Dataset rows about figures:
· · · · · · ·
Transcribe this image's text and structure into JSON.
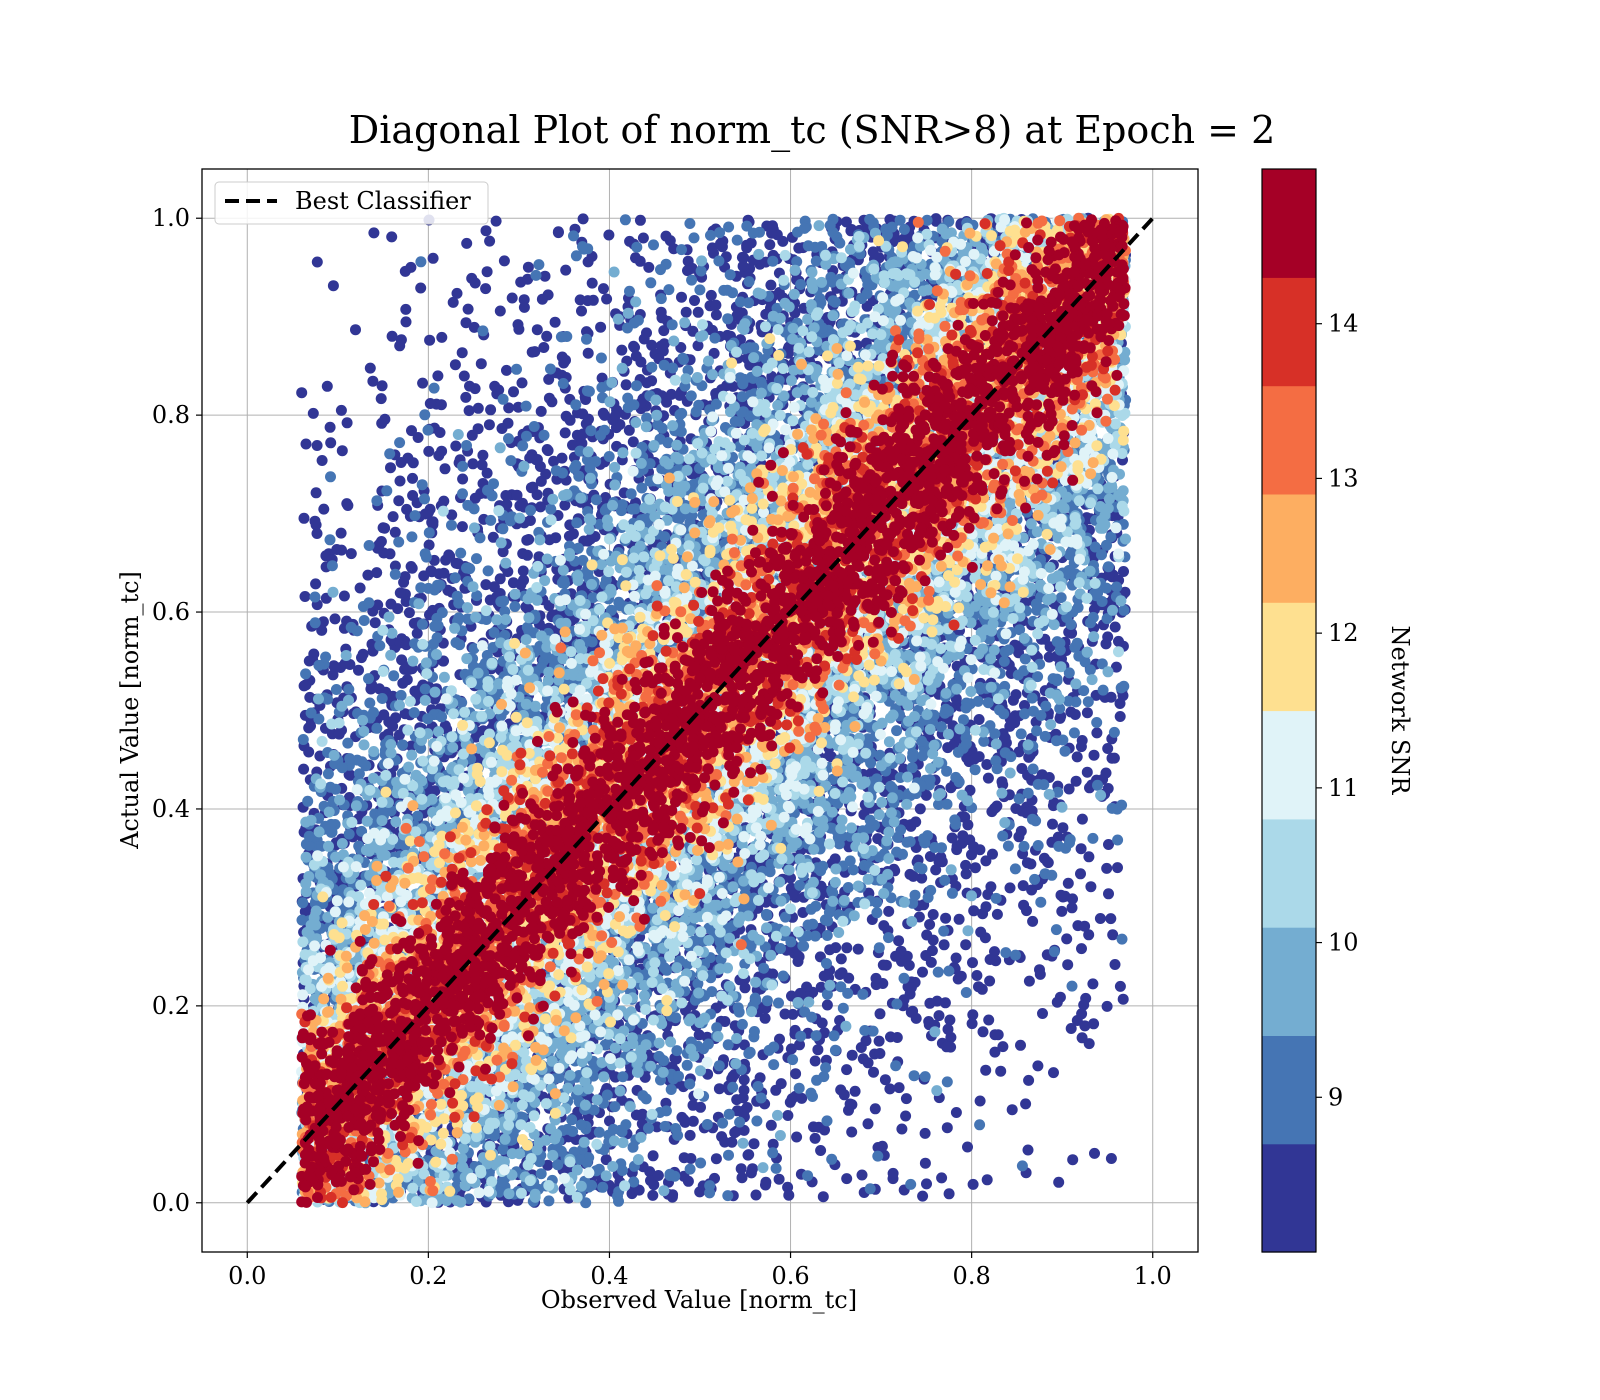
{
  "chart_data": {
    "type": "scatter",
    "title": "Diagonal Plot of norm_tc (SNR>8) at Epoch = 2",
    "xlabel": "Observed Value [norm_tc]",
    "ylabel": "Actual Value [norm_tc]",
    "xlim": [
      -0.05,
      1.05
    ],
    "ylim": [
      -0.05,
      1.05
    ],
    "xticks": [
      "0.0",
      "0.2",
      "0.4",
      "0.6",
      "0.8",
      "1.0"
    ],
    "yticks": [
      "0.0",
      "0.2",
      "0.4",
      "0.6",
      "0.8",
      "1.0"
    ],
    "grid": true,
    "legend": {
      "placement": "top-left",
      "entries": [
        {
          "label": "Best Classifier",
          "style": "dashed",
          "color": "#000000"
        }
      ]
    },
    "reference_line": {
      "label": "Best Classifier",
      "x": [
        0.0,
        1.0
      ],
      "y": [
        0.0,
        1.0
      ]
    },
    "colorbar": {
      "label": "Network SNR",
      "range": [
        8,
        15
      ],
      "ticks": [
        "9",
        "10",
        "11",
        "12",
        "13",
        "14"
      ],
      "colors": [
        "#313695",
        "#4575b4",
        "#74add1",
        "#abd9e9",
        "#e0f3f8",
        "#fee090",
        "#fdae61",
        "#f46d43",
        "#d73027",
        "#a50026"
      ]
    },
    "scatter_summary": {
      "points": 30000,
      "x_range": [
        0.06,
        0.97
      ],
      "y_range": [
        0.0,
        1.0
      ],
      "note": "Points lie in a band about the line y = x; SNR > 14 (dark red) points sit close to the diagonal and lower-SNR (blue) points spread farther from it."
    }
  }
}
· · · · · · ·
= Task brief =
Exact duplication of all the records is required; pictures are omitted from the copy.

= Task result =
Transcribe this image's text and structure into JSON.
{
  "chart_data": {
    "type": "scatter",
    "title": "Diagonal Plot of norm_tc (SNR>8) at Epoch = 2",
    "xlabel": "Observed Value [norm_tc]",
    "ylabel": "Actual Value [norm_tc]",
    "xlim": [
      -0.05,
      1.05
    ],
    "ylim": [
      -0.05,
      1.05
    ],
    "xticks": [
      "0.0",
      "0.2",
      "0.4",
      "0.6",
      "0.8",
      "1.0"
    ],
    "yticks": [
      "0.0",
      "0.2",
      "0.4",
      "0.6",
      "0.8",
      "1.0"
    ],
    "grid": true,
    "legend": {
      "placement": "top-left",
      "entries": [
        {
          "label": "Best Classifier",
          "style": "dashed",
          "color": "#000000"
        }
      ]
    },
    "reference_line": {
      "label": "Best Classifier",
      "x": [
        0.0,
        1.0
      ],
      "y": [
        0.0,
        1.0
      ]
    },
    "colorbar": {
      "label": "Network SNR",
      "range": [
        8,
        15
      ],
      "ticks": [
        "9",
        "10",
        "11",
        "12",
        "13",
        "14"
      ],
      "colors": [
        "#313695",
        "#4575b4",
        "#74add1",
        "#abd9e9",
        "#e0f3f8",
        "#fee090",
        "#fdae61",
        "#f46d43",
        "#d73027",
        "#a50026"
      ]
    },
    "scatter_summary": {
      "points": 30000,
      "x_range": [
        0.06,
        0.97
      ],
      "y_range": [
        0.0,
        1.0
      ],
      "note": "Points lie in a band about the line y = x; SNR > 14 (dark red) points sit close to the diagonal and lower-SNR (blue) points spread farther from it."
    }
  }
}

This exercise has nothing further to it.